_Request_
Lines before the one containing "Enumerate this screenshot's" are excluded; retype that line and all remaining lines of the material exactly.
>> BEGIN Data
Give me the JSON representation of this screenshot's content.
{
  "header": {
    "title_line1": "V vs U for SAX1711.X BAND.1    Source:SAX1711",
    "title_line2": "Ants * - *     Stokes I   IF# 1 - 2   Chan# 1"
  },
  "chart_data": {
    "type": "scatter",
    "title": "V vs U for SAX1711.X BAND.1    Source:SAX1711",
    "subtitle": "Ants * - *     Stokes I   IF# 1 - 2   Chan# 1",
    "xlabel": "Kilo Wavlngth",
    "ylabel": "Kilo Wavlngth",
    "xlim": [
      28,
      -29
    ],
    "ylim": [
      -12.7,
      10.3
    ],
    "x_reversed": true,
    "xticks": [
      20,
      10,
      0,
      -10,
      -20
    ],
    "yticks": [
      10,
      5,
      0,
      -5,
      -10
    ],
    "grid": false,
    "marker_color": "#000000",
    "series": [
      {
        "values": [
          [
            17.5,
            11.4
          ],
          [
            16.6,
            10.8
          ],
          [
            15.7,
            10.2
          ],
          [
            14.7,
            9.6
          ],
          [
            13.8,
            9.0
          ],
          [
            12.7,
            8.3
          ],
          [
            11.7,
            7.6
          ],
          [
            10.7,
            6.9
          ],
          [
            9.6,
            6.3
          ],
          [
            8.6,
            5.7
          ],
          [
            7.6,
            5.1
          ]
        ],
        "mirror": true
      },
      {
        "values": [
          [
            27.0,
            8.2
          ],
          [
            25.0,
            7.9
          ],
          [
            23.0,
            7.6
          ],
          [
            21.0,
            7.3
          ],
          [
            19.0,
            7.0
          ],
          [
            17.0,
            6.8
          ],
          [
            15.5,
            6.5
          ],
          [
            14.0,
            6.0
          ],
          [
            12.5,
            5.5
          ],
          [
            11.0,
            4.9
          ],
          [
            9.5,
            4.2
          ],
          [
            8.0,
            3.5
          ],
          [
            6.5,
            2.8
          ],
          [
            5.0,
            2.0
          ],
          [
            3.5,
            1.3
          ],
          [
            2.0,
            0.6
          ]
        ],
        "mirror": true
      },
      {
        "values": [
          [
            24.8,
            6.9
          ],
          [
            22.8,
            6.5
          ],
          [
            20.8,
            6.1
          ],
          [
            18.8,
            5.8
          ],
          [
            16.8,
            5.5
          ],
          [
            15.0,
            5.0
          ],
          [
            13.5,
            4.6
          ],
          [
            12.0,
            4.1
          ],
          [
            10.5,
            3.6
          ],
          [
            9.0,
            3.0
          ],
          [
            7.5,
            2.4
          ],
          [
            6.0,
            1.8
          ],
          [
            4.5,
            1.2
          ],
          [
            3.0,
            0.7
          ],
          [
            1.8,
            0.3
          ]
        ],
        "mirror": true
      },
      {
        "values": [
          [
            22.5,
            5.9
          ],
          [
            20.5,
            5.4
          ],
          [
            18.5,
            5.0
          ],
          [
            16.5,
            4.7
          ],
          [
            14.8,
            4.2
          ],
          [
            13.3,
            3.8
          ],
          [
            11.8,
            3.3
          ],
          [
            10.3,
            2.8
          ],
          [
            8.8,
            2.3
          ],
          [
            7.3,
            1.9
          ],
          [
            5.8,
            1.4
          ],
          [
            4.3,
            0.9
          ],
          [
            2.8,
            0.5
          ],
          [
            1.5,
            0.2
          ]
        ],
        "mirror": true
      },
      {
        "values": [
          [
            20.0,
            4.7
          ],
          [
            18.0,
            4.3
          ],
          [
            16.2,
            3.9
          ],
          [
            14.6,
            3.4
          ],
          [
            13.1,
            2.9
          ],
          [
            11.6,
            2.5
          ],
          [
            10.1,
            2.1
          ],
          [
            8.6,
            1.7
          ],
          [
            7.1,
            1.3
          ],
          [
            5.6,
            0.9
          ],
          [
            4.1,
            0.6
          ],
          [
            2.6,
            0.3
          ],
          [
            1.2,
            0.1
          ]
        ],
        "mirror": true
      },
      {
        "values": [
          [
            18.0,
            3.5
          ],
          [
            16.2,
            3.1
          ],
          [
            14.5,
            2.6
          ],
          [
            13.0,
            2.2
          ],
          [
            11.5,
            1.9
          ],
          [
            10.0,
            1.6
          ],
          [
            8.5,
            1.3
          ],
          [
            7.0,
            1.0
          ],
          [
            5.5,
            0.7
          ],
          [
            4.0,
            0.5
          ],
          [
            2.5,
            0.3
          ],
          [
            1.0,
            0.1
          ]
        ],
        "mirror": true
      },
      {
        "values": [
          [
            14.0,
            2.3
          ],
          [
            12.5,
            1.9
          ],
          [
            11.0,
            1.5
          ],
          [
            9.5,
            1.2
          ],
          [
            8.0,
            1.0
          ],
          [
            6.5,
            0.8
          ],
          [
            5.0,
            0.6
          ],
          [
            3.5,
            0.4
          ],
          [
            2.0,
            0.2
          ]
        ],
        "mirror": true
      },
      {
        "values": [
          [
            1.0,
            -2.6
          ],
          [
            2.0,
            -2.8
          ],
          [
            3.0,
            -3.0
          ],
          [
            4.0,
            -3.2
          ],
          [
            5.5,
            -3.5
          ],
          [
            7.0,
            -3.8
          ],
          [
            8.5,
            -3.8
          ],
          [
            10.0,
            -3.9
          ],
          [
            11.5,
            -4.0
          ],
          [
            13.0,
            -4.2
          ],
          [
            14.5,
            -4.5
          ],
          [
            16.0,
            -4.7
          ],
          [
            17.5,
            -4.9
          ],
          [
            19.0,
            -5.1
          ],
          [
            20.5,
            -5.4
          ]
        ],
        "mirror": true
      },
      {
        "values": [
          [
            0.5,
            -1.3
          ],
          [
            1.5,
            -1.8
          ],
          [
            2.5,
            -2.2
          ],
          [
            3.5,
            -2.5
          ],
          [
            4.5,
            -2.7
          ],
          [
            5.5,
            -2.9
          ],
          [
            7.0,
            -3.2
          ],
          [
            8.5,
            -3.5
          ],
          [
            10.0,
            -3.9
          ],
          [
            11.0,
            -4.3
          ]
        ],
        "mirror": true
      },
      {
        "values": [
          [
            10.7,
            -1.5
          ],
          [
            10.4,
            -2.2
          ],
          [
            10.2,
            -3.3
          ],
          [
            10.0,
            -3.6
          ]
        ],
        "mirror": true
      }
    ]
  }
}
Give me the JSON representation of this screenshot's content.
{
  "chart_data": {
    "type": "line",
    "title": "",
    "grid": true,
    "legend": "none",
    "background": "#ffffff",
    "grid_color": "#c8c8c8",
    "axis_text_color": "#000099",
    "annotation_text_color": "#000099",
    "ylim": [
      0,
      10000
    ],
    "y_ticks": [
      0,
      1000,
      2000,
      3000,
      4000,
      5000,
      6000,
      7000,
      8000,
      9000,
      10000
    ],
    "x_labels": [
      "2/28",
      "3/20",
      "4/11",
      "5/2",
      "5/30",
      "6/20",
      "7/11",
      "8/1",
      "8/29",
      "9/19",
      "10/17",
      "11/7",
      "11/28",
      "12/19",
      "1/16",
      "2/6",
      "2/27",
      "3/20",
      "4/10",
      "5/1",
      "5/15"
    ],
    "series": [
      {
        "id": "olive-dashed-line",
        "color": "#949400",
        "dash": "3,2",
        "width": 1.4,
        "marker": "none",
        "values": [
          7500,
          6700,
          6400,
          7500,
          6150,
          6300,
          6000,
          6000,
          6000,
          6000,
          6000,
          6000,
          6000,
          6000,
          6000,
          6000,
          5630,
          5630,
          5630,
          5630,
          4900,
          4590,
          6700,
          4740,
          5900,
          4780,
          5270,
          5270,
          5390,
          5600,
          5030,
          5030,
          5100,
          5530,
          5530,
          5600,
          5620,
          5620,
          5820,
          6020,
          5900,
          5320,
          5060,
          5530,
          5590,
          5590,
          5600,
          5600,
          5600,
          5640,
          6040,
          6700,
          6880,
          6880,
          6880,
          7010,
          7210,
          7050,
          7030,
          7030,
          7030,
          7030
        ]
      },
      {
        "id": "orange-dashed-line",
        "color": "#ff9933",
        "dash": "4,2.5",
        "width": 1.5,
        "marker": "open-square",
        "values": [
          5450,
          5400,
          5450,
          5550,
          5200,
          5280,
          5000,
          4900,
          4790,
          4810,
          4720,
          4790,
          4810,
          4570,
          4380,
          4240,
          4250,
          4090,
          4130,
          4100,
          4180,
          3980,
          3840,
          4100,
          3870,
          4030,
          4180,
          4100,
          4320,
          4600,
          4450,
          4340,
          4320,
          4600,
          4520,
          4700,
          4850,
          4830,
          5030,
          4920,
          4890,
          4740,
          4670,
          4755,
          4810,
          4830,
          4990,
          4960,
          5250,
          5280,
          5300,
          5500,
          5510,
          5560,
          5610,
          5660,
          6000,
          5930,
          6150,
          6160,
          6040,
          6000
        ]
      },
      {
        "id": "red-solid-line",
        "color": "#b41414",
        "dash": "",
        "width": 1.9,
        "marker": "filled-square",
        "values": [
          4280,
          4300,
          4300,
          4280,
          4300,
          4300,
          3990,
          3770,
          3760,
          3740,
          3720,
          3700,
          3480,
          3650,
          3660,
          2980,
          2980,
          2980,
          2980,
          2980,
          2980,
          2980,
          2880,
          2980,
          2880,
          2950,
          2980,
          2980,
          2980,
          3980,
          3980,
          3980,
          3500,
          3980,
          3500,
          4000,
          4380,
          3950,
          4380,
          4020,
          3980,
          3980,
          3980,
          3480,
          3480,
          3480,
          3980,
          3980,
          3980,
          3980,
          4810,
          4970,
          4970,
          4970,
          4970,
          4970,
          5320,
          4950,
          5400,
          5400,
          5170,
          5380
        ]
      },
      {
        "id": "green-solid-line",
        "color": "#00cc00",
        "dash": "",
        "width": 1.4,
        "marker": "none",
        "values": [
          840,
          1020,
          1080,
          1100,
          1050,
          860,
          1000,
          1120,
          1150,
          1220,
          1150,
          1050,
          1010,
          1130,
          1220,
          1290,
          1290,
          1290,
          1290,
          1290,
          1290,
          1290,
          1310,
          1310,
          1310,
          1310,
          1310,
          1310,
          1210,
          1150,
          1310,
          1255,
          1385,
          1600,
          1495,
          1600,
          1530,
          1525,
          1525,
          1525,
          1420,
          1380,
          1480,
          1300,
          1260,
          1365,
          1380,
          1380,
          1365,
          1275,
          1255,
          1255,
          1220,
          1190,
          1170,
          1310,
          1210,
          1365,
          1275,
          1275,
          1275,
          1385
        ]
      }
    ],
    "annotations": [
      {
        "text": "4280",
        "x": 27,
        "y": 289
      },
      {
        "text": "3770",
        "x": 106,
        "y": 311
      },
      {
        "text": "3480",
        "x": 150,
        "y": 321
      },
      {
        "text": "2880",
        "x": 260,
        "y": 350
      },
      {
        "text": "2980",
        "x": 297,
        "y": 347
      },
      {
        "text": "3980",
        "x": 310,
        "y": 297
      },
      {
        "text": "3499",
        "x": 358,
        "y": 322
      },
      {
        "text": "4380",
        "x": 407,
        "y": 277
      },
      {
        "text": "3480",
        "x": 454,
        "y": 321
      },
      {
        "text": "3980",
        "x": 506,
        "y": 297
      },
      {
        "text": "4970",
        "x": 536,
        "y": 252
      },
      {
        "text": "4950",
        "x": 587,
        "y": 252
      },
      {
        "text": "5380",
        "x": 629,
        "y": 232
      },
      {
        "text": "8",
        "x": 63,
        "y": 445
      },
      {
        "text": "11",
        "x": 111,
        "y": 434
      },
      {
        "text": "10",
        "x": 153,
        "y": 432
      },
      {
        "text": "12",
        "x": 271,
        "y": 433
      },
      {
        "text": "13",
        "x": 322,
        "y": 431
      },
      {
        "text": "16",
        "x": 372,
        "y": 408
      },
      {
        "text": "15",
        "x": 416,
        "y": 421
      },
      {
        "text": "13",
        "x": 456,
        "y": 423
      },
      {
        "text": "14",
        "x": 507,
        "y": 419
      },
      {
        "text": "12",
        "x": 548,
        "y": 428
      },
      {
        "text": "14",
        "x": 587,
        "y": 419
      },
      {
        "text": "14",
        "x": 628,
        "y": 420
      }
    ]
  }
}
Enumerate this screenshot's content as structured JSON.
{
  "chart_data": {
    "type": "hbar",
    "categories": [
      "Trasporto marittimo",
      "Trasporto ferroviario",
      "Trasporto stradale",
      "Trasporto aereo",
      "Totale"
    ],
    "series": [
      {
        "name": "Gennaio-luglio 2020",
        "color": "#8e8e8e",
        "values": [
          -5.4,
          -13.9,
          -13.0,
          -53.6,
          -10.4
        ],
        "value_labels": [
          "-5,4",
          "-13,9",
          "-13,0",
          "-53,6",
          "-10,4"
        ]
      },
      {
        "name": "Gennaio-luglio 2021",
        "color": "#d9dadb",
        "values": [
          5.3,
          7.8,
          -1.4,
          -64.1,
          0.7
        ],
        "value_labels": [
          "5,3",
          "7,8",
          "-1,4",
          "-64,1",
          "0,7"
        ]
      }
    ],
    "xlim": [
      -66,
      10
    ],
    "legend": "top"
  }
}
>> END Data
_Answer to the exercise_
Enumerate this screenshot's content as structured JSON.
{
  "chart_data": {
    "type": "hbar",
    "categories": [
      "Trasporto marittimo",
      "Trasporto ferroviario",
      "Trasporto stradale",
      "Trasporto aereo",
      "Totale"
    ],
    "series": [
      {
        "name": "Gennaio-luglio 2020",
        "color": "#8e8e8e",
        "values": [
          -5.4,
          -13.9,
          -13.0,
          -53.6,
          -10.4
        ],
        "value_labels": [
          "-5,4",
          "-13,9",
          "-13,0",
          "-53,6",
          "-10,4"
        ]
      },
      {
        "name": "Gennaio-luglio 2021",
        "color": "#d9dadb",
        "values": [
          5.3,
          7.8,
          -1.4,
          -64.1,
          0.7
        ],
        "value_labels": [
          "5,3",
          "7,8",
          "-1,4",
          "-64,1",
          "0,7"
        ]
      }
    ],
    "xlim": [
      -66,
      10
    ],
    "legend": "top"
  }
}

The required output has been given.